— Begin Dataset content —

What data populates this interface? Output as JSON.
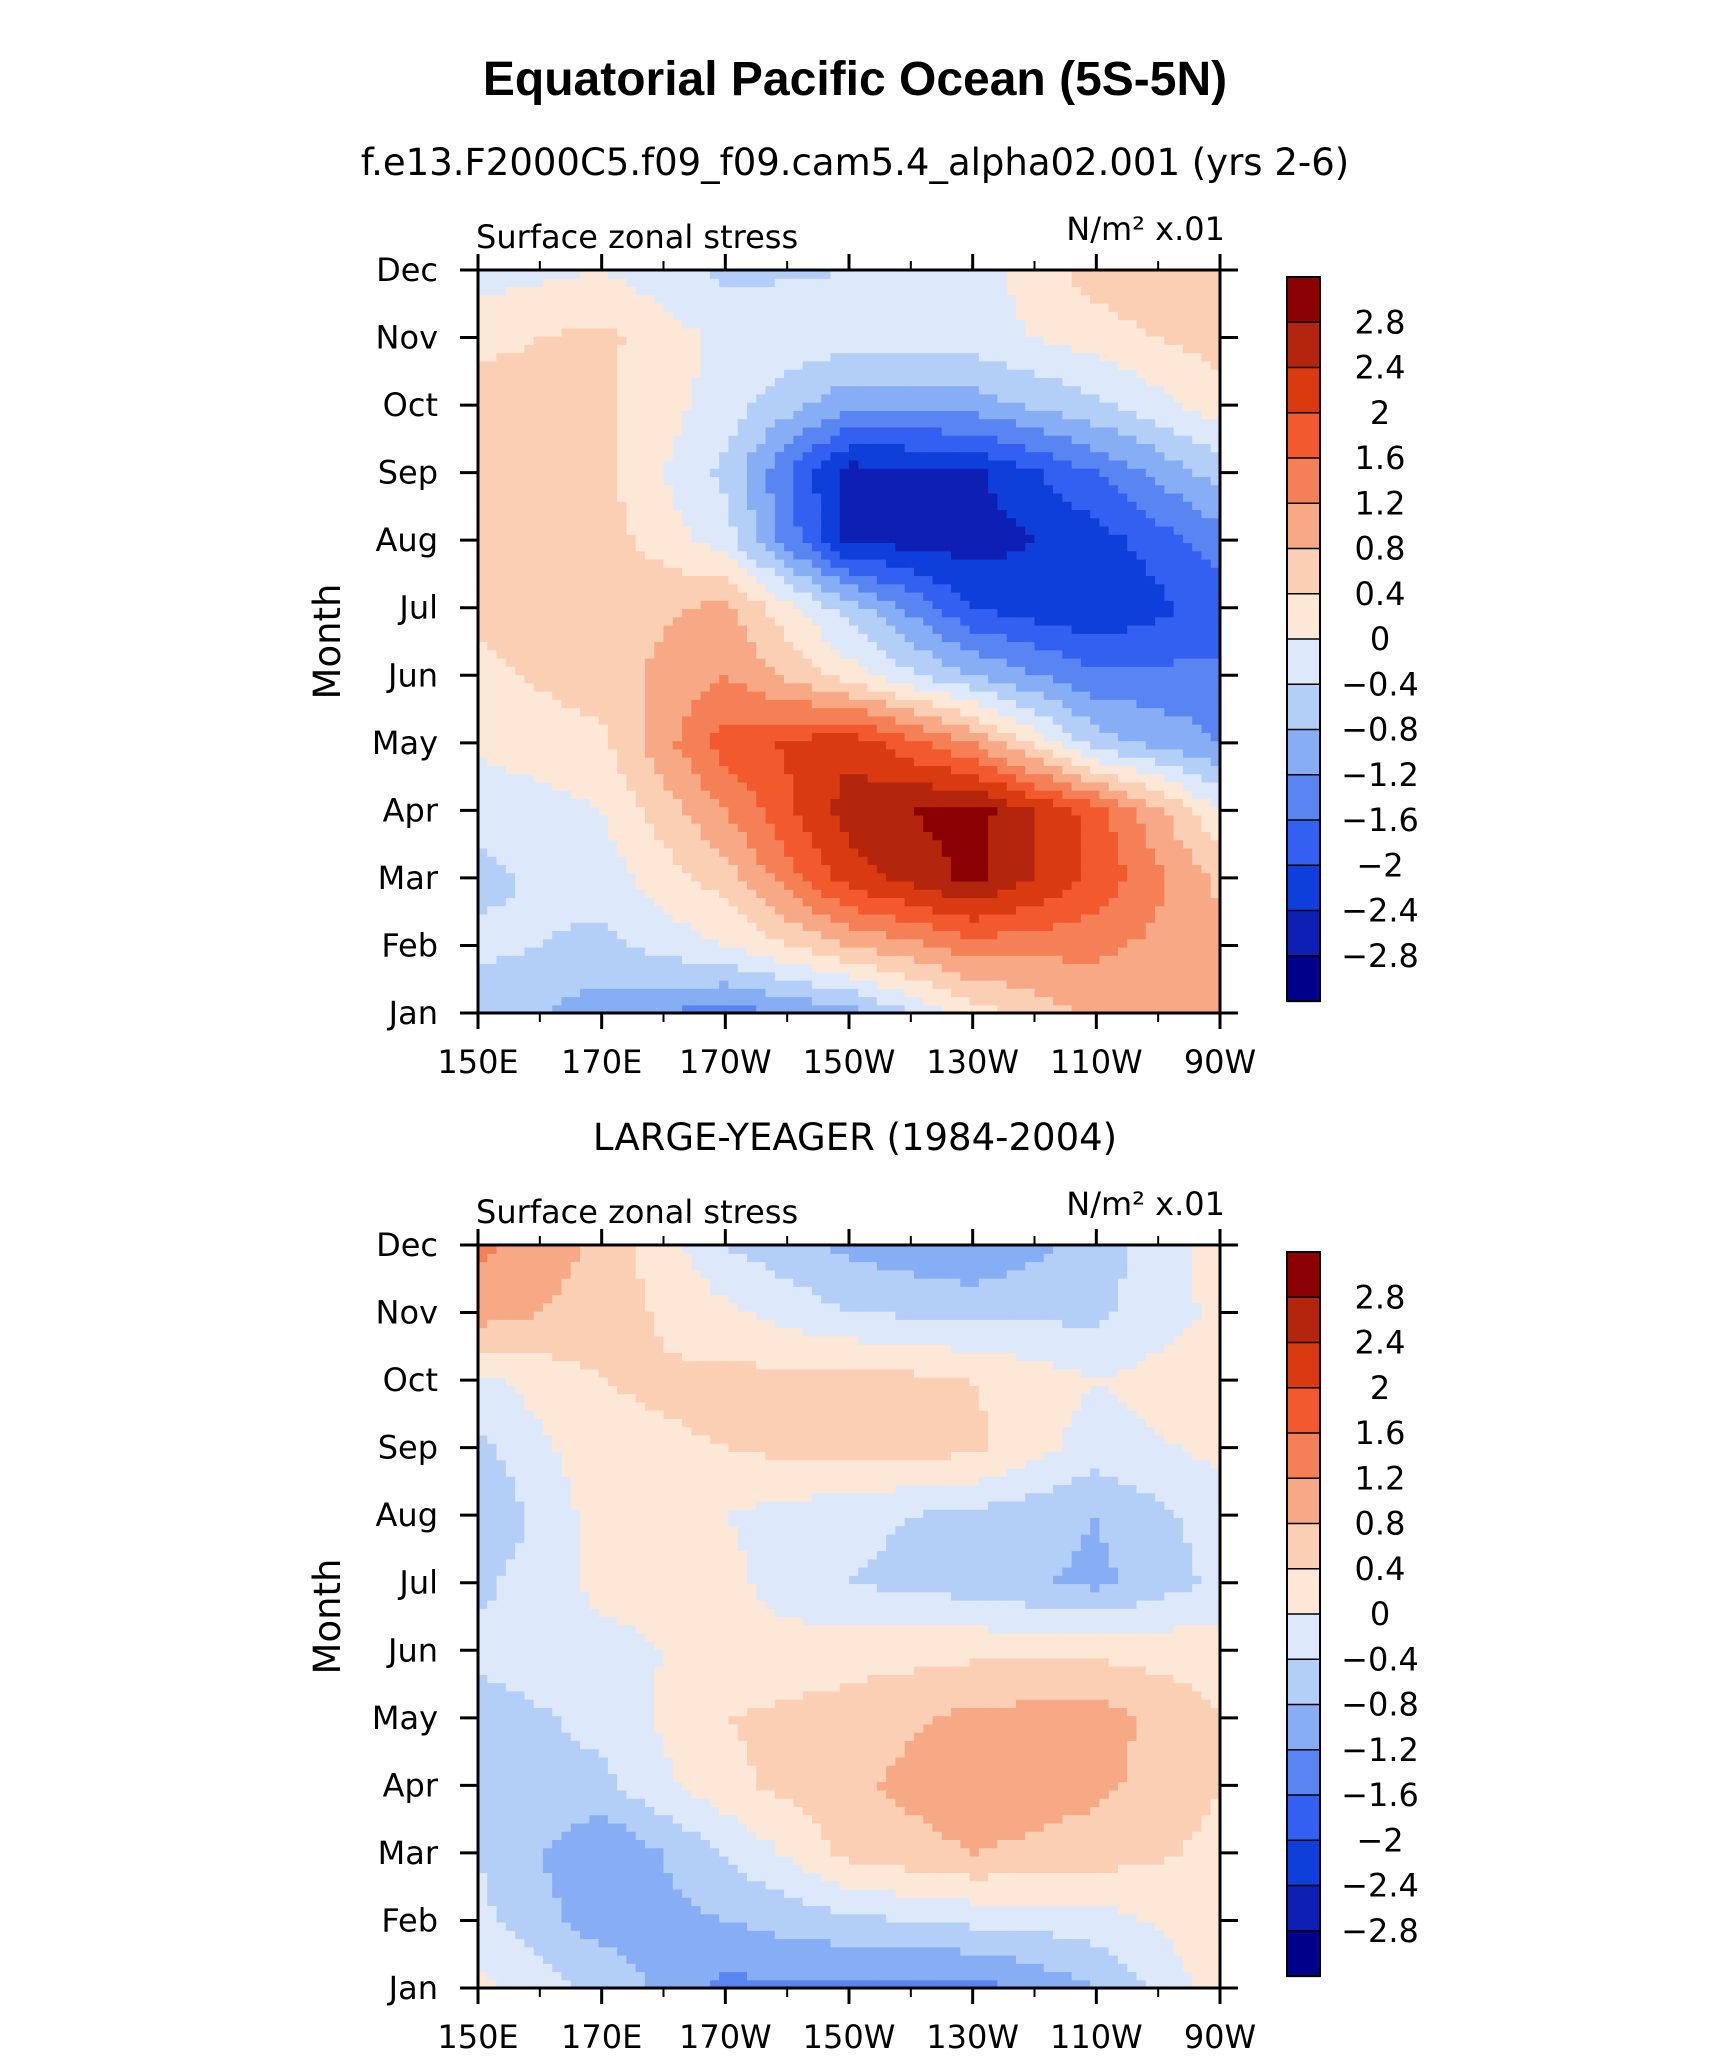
{
  "title": "Equatorial Pacific Ocean (5S-5N)",
  "colors": [
    "#00008b",
    "#0e1fb3",
    "#0f3fd9",
    "#3360f0",
    "#5985f2",
    "#87aef5",
    "#b3cef7",
    "#dde9fb",
    "#fde8d8",
    "#fbcfb3",
    "#f7a985",
    "#f58056",
    "#f2592d",
    "#d93a0f",
    "#b3250d",
    "#8b0000"
  ],
  "levels": [
    -2.8,
    -2.4,
    -2,
    -1.6,
    -1.2,
    -0.8,
    -0.4,
    0,
    0.4,
    0.8,
    1.2,
    1.6,
    2,
    2.4,
    2.8
  ],
  "chart_data": [
    {
      "type": "heatmap",
      "subtitle": "f.e13.F2000C5.f09_f09.cam5.4_alpha02.001 (yrs 2-6)",
      "left_label": "Surface zonal stress",
      "right_label": "N/m² x.01",
      "ylabel": "Month",
      "x_ticks": [
        "150E",
        "170E",
        "170W",
        "150W",
        "130W",
        "110W",
        "90W"
      ],
      "y_ticks": [
        "Jan",
        "Feb",
        "Mar",
        "Apr",
        "May",
        "Jun",
        "Jul",
        "Aug",
        "Sep",
        "Oct",
        "Nov",
        "Dec"
      ],
      "colorbar_labels": [
        "2.8",
        "2.4",
        "2",
        "1.6",
        "1.2",
        "0.8",
        "0.4",
        "0",
        "−0.4",
        "−0.8",
        "−1.2",
        "−1.6",
        "−2",
        "−2.4",
        "−2.8"
      ],
      "x": [
        "150E",
        "170E",
        "170W",
        "150W",
        "130W",
        "110W",
        "90W"
      ],
      "y": [
        "Jan",
        "Feb",
        "Mar",
        "Apr",
        "May",
        "Jun",
        "Jul",
        "Aug",
        "Sep",
        "Oct",
        "Nov",
        "Dec"
      ],
      "z": [
        [
          -0.6,
          -1.0,
          -1.4,
          -1.0,
          0.2,
          0.9,
          0.8
        ],
        [
          -0.3,
          -0.5,
          0.0,
          0.8,
          1.4,
          1.3,
          0.9
        ],
        [
          -0.5,
          -0.2,
          0.6,
          2.2,
          2.9,
          1.9,
          0.7
        ],
        [
          -0.3,
          0.0,
          1.2,
          2.6,
          3.0,
          1.8,
          0.0
        ],
        [
          0.1,
          0.3,
          1.8,
          2.3,
          1.2,
          -0.6,
          -1.2
        ],
        [
          0.3,
          0.6,
          1.2,
          0.2,
          -0.8,
          -1.5,
          -1.5
        ],
        [
          0.5,
          0.6,
          0.9,
          -0.6,
          -2.0,
          -2.4,
          -1.8
        ],
        [
          0.5,
          0.6,
          -0.2,
          -2.5,
          -2.6,
          -2.2,
          -1.4
        ],
        [
          0.5,
          0.5,
          -0.5,
          -2.6,
          -2.5,
          -1.6,
          -0.6
        ],
        [
          0.6,
          0.5,
          -0.2,
          -1.1,
          -1.0,
          -0.5,
          0.2
        ],
        [
          0.3,
          0.5,
          -0.1,
          -0.2,
          -0.2,
          0.2,
          0.6
        ],
        [
          -0.2,
          0.0,
          -0.5,
          -0.4,
          -0.2,
          0.6,
          0.8
        ]
      ]
    },
    {
      "type": "heatmap",
      "subtitle": "LARGE-YEAGER (1984-2004)",
      "left_label": "Surface zonal stress",
      "right_label": "N/m² x.01",
      "ylabel": "Month",
      "x_ticks": [
        "150E",
        "170E",
        "170W",
        "150W",
        "130W",
        "110W",
        "90W"
      ],
      "y_ticks": [
        "Jan",
        "Feb",
        "Mar",
        "Apr",
        "May",
        "Jun",
        "Jul",
        "Aug",
        "Sep",
        "Oct",
        "Nov",
        "Dec"
      ],
      "colorbar_labels": [
        "2.8",
        "2.4",
        "2",
        "1.6",
        "1.2",
        "0.8",
        "0.4",
        "0",
        "−0.4",
        "−0.8",
        "−1.2",
        "−1.6",
        "−2",
        "−2.4",
        "−2.8"
      ],
      "x": [
        "150E",
        "170E",
        "170W",
        "150W",
        "130W",
        "110W",
        "90W"
      ],
      "y": [
        "Jan",
        "Feb",
        "Mar",
        "Apr",
        "May",
        "Jun",
        "Jul",
        "Aug",
        "Sep",
        "Oct",
        "Nov",
        "Dec"
      ],
      "z": [
        [
          0.1,
          -0.5,
          -1.3,
          -1.3,
          -1.4,
          -0.8,
          0.2
        ],
        [
          -0.3,
          -1.0,
          -0.8,
          -0.5,
          -0.3,
          -0.2,
          0.3
        ],
        [
          -0.4,
          -1.2,
          -0.4,
          0.5,
          0.8,
          0.6,
          0.3
        ],
        [
          -0.4,
          -0.5,
          0.3,
          0.7,
          1.1,
          0.9,
          0.4
        ],
        [
          -0.6,
          -0.3,
          0.4,
          0.6,
          0.9,
          1.0,
          0.4
        ],
        [
          -0.3,
          -0.1,
          0.1,
          0.2,
          0.3,
          0.3,
          0.2
        ],
        [
          -0.5,
          0.1,
          0.1,
          -0.4,
          -0.6,
          -0.9,
          -0.3
        ],
        [
          -0.8,
          0.2,
          0.0,
          -0.3,
          -0.5,
          -0.8,
          -0.2
        ],
        [
          -0.5,
          0.3,
          0.4,
          0.6,
          0.5,
          -0.2,
          0.1
        ],
        [
          -0.1,
          0.4,
          0.5,
          0.6,
          0.4,
          0.0,
          0.3
        ],
        [
          1.0,
          0.6,
          0.1,
          -0.4,
          -0.5,
          -0.5,
          0.1
        ],
        [
          1.3,
          0.7,
          -0.4,
          -0.9,
          -1.2,
          -0.6,
          0.2
        ]
      ]
    }
  ]
}
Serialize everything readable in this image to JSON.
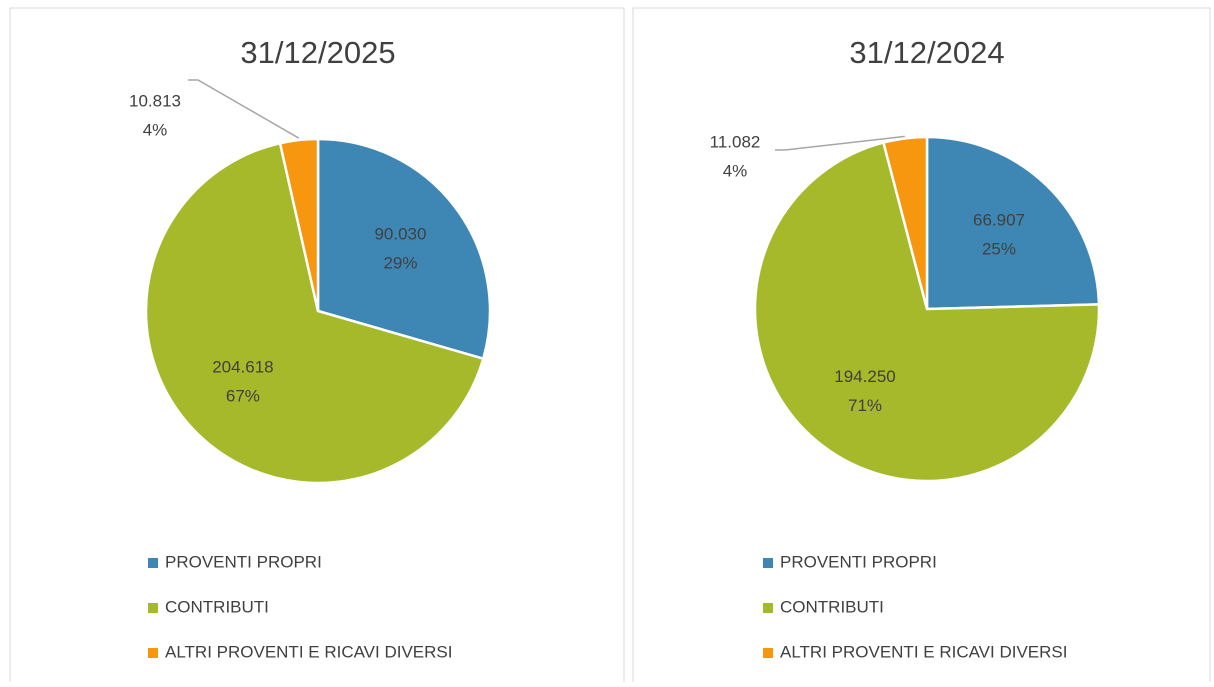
{
  "chart_data": [
    {
      "type": "pie",
      "title": "31/12/2025",
      "categories": [
        "PROVENTI PROPRI",
        "CONTRIBUTI",
        "ALTRI PROVENTI E RICAVI DIVERSI"
      ],
      "values": [
        90030,
        204618,
        10813
      ],
      "value_labels": [
        "90.030",
        "204.618",
        "10.813"
      ],
      "percents": [
        29,
        67,
        4
      ],
      "percent_labels": [
        "29%",
        "67%",
        "4%"
      ],
      "colors": [
        "#3e87b5",
        "#a5b92a",
        "#f7960f"
      ]
    },
    {
      "type": "pie",
      "title": "31/12/2024",
      "categories": [
        "PROVENTI PROPRI",
        "CONTRIBUTI",
        "ALTRI PROVENTI E RICAVI DIVERSI"
      ],
      "values": [
        66907,
        194250,
        11082
      ],
      "value_labels": [
        "66.907",
        "194.250",
        "11.082"
      ],
      "percents": [
        25,
        71,
        4
      ],
      "percent_labels": [
        "25%",
        "71%",
        "4%"
      ],
      "colors": [
        "#3e87b5",
        "#a5b92a",
        "#f7960f"
      ]
    }
  ]
}
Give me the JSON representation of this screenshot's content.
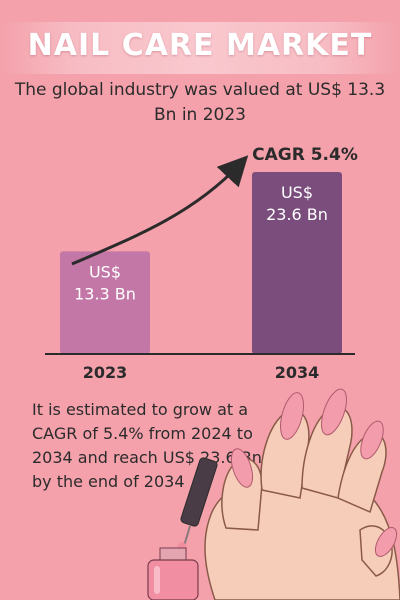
{
  "header": {
    "title": "NAIL CARE MARKET",
    "subtitle": "The global industry was valued at US$ 13.3 Bn in 2023"
  },
  "chart_data": {
    "type": "bar",
    "categories": [
      "2023",
      "2034"
    ],
    "values": [
      13.3,
      23.6
    ],
    "value_labels": [
      [
        "US$",
        "13.3 Bn"
      ],
      [
        "US$",
        "23.6 Bn"
      ]
    ],
    "annotation": "CAGR 5.4%",
    "bar_colors": [
      "#c377a6",
      "#7a4d7d"
    ],
    "ylim": [
      0,
      23.6
    ]
  },
  "footer": {
    "text": "It is estimated to grow at a CAGR of 5.4% from 2024 to 2034 and reach US$ 23.6 Bn by the end of 2034"
  },
  "colors": {
    "background": "#f4a1ab",
    "nail": "#f39cac",
    "skin": "#f6cdb8",
    "bottle": "#f18ea1",
    "cap": "#4a3c46"
  },
  "illustration": {
    "icon": "hand-with-nail-polish-icon"
  }
}
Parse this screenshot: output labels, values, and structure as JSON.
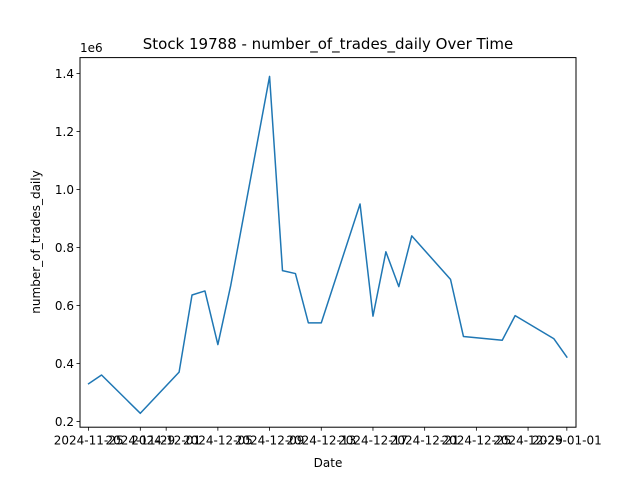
{
  "chart_data": {
    "type": "line",
    "title": "Stock 19788 - number_of_trades_daily Over Time",
    "xlabel": "Date",
    "ylabel": "number_of_trades_daily",
    "y_offset_label": "1e6",
    "ylim": [
      0.18,
      1.455
    ],
    "y_scale_factor": 1000000,
    "y_ticks": [
      0.2,
      0.4,
      0.6,
      0.8,
      1.0,
      1.2,
      1.4
    ],
    "y_tick_labels": [
      "0.2",
      "0.4",
      "0.6",
      "0.8",
      "1.0",
      "1.2",
      "1.4"
    ],
    "xlim": [
      "2024-11-24T08:00",
      "2025-01-01T17:00"
    ],
    "x_ticks": [
      "2024-11-25",
      "2024-11-29",
      "2024-12-01",
      "2024-12-05",
      "2024-12-09",
      "2024-12-13",
      "2024-12-17",
      "2024-12-21",
      "2024-12-25",
      "2024-12-29",
      "2025-01-01"
    ],
    "x_tick_labels": [
      "2024-11-25",
      "2024-11-29",
      "2024-12-01",
      "2024-12-05",
      "2024-12-09",
      "2024-12-13",
      "2024-12-17",
      "2024-12-21",
      "2024-12-25",
      "2024-12-29",
      "2025-01-01"
    ],
    "grid": false,
    "line_color": "#1f77b4",
    "series": [
      {
        "x": [
          "2024-11-25",
          "2024-11-26",
          "2024-11-29",
          "2024-12-02",
          "2024-12-03",
          "2024-12-04",
          "2024-12-05",
          "2024-12-06",
          "2024-12-09",
          "2024-12-10",
          "2024-12-11",
          "2024-12-12",
          "2024-12-13",
          "2024-12-16",
          "2024-12-17",
          "2024-12-18",
          "2024-12-19",
          "2024-12-20",
          "2024-12-23",
          "2024-12-24",
          "2024-12-27",
          "2024-12-28",
          "2024-12-31",
          "2025-01-01"
        ],
        "values": [
          0.33,
          0.36,
          0.228,
          0.37,
          0.636,
          0.65,
          0.465,
          0.67,
          1.39,
          0.72,
          0.71,
          0.54,
          0.54,
          0.95,
          0.563,
          0.785,
          0.665,
          0.84,
          0.69,
          0.493,
          0.48,
          0.565,
          0.485,
          0.422
        ]
      }
    ]
  }
}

— End Dataset content —

Search the data for "values" and list every line in which it occurs.

      "values": [
      "values": [
    "values": [
Parse this screenshot: output labels, values, and structure as JSON.
        "values": [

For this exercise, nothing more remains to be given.